Records about charts and figures
________
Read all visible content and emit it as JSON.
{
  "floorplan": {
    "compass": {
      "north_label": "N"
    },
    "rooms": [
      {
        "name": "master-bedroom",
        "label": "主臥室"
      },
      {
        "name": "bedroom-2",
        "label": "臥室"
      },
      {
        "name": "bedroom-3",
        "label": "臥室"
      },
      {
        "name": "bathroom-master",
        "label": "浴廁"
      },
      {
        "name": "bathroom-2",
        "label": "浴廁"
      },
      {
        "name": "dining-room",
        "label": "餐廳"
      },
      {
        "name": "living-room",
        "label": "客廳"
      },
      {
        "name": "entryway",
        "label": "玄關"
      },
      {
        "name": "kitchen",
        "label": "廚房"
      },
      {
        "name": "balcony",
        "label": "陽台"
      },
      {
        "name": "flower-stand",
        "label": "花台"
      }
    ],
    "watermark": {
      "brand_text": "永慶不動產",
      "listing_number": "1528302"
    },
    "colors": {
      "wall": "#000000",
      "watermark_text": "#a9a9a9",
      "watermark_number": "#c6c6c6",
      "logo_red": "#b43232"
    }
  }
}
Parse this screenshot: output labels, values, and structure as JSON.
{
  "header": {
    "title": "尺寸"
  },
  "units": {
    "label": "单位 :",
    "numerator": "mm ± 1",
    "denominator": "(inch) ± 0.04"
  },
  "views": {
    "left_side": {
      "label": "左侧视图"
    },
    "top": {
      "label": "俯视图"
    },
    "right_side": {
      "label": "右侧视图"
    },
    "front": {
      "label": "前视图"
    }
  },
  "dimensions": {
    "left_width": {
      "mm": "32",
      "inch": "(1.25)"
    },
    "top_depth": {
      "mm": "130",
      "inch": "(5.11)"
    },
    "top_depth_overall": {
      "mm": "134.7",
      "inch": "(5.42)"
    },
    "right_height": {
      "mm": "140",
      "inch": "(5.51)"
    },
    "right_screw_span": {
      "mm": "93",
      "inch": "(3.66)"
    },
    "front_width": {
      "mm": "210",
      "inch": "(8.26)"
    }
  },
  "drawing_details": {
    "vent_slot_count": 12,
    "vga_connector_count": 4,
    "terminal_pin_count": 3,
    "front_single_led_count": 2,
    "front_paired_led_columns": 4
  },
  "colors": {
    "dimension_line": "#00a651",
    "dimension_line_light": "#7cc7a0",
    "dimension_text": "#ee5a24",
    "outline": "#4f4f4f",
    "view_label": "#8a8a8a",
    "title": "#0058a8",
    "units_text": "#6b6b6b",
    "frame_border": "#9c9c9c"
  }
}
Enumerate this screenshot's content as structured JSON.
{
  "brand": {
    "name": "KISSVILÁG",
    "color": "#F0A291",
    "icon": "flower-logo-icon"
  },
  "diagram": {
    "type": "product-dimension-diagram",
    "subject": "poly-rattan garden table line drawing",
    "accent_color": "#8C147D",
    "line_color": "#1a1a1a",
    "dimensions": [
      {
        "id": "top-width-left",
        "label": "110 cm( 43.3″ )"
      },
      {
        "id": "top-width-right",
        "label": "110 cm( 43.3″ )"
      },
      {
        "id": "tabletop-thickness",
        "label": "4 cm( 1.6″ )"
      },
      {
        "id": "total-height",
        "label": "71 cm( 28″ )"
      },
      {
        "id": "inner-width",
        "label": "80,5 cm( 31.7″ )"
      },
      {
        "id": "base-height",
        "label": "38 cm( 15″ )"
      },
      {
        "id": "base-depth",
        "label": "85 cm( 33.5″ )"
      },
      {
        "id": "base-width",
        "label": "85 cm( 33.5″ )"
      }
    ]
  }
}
________
Check the records above line by line and tally those holding the string "this". Answer with the number only.

> Exercise answer
2